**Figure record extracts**
────

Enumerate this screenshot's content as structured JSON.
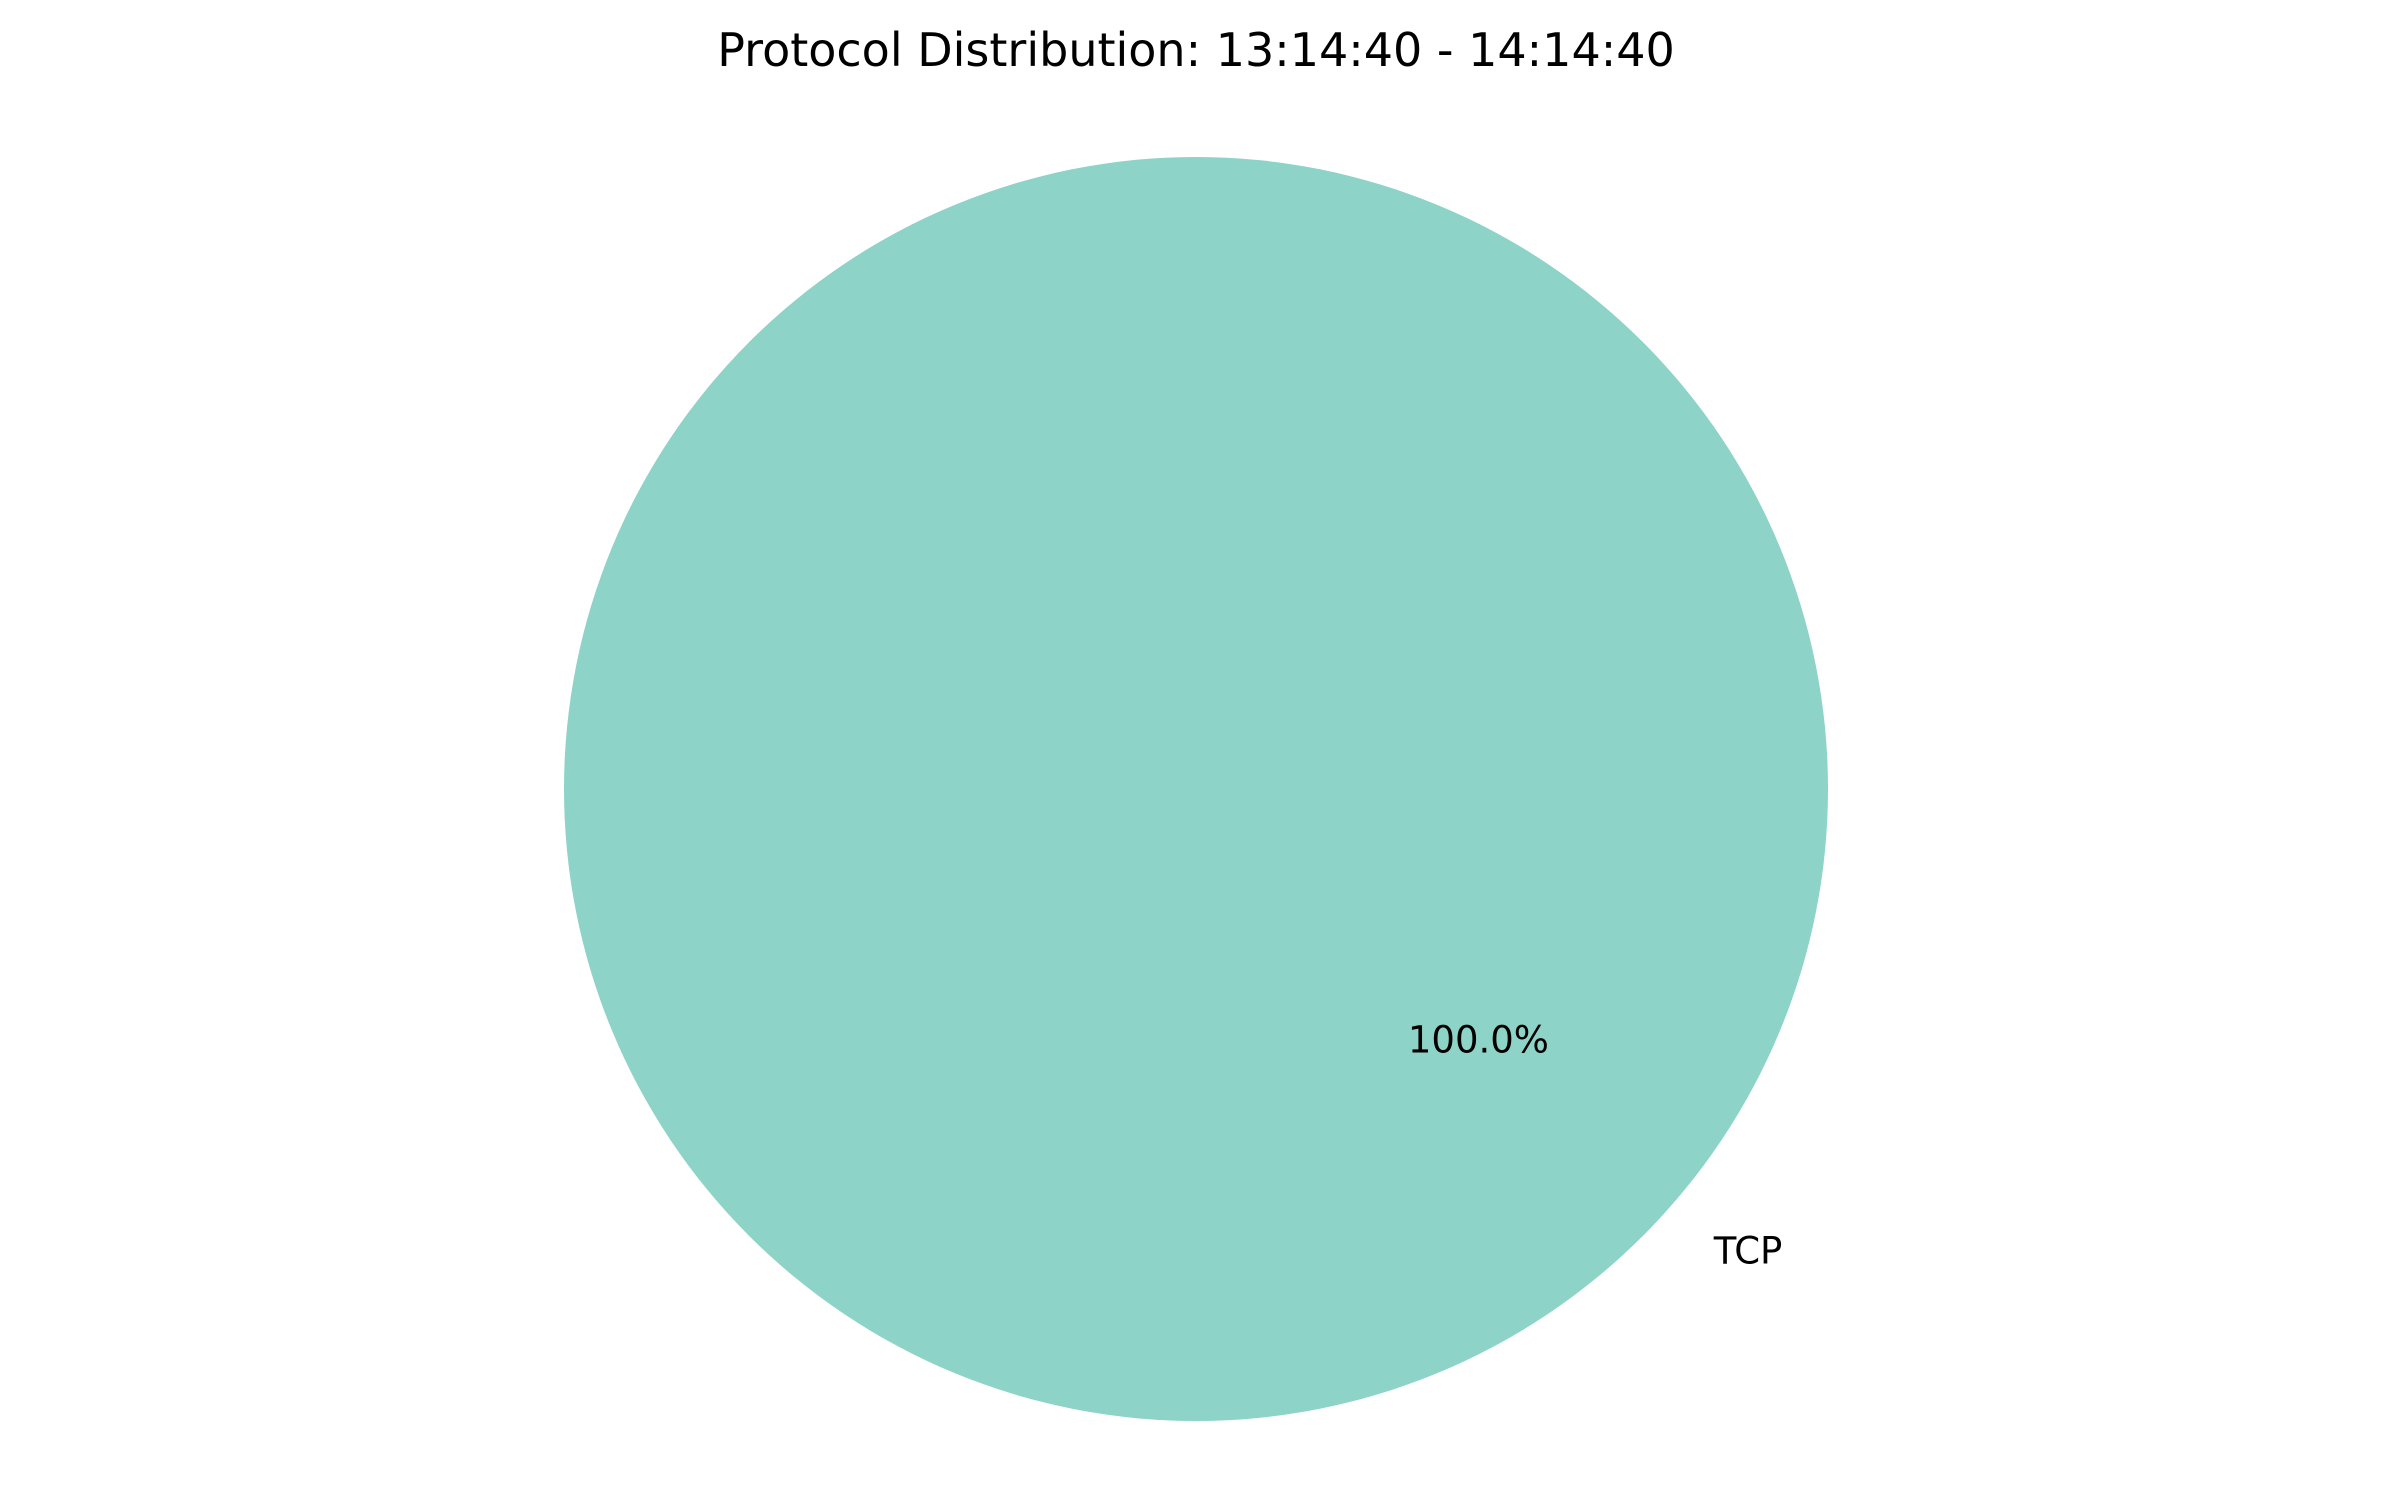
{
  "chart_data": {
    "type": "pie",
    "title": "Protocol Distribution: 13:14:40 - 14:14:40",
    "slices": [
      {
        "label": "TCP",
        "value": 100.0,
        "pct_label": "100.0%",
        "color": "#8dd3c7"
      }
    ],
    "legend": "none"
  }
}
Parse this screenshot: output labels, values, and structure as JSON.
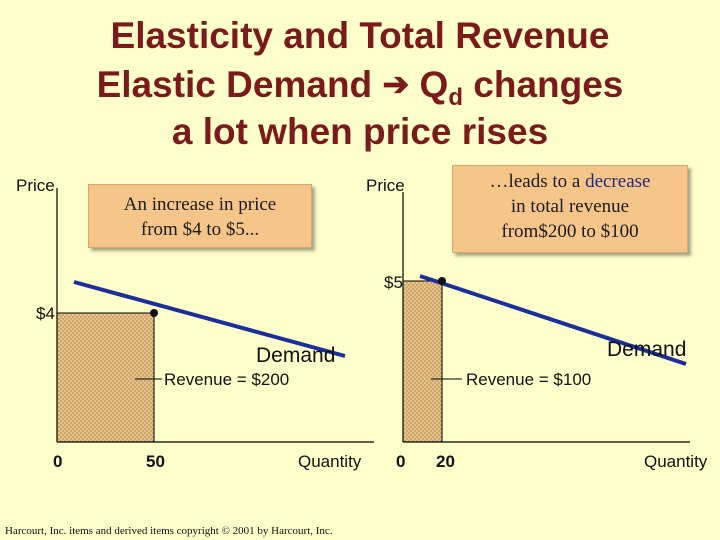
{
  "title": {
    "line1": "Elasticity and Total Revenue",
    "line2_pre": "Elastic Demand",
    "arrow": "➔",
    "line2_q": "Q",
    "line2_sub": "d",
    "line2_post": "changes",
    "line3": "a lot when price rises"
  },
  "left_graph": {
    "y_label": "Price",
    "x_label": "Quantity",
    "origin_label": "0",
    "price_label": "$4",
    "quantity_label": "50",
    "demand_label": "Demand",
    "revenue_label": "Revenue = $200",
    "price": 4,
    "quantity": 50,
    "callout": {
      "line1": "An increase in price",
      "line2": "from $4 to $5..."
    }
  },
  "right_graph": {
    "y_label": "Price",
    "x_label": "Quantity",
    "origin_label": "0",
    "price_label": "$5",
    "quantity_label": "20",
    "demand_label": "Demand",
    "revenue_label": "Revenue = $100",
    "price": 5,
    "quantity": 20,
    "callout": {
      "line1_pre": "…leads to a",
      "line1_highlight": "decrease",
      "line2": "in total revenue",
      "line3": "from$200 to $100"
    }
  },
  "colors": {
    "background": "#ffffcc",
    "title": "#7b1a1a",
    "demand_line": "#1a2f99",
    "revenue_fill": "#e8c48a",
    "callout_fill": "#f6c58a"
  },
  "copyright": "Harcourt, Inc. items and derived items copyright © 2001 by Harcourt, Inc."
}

────

Each record above must be returned exactly as written, with its pictures omitted.

Enumerate this screenshot's content as structured JSON.
{
  "chart_data": {
    "type": "pie",
    "title": "Protocol Distribution: 13:14:40 - 14:14:40",
    "slices": [
      {
        "label": "TCP",
        "value": 100.0,
        "pct_label": "100.0%",
        "color": "#8dd3c7"
      }
    ],
    "legend": "none"
  }
}
Parse this screenshot: output labels, values, and structure as JSON.
{
  "title": {
    "line1": "Elasticity and Total Revenue",
    "line2_pre": "Elastic Demand",
    "arrow": "➔",
    "line2_q": "Q",
    "line2_sub": "d",
    "line2_post": "changes",
    "line3": "a lot when price rises"
  },
  "left_graph": {
    "y_label": "Price",
    "x_label": "Quantity",
    "origin_label": "0",
    "price_label": "$4",
    "quantity_label": "50",
    "demand_label": "Demand",
    "revenue_label": "Revenue = $200",
    "price": 4,
    "quantity": 50,
    "callout": {
      "line1": "An increase in price",
      "line2": "from $4 to $5..."
    }
  },
  "right_graph": {
    "y_label": "Price",
    "x_label": "Quantity",
    "origin_label": "0",
    "price_label": "$5",
    "quantity_label": "20",
    "demand_label": "Demand",
    "revenue_label": "Revenue = $100",
    "price": 5,
    "quantity": 20,
    "callout": {
      "line1_pre": "…leads to a",
      "line1_highlight": "decrease",
      "line2": "in total revenue",
      "line3": "from$200 to $100"
    }
  },
  "colors": {
    "background": "#ffffcc",
    "title": "#7b1a1a",
    "demand_line": "#1a2f99",
    "revenue_fill": "#e8c48a",
    "callout_fill": "#f6c58a"
  },
  "copyright": "Harcourt, Inc. items and derived items copyright © 2001 by Harcourt, Inc."
}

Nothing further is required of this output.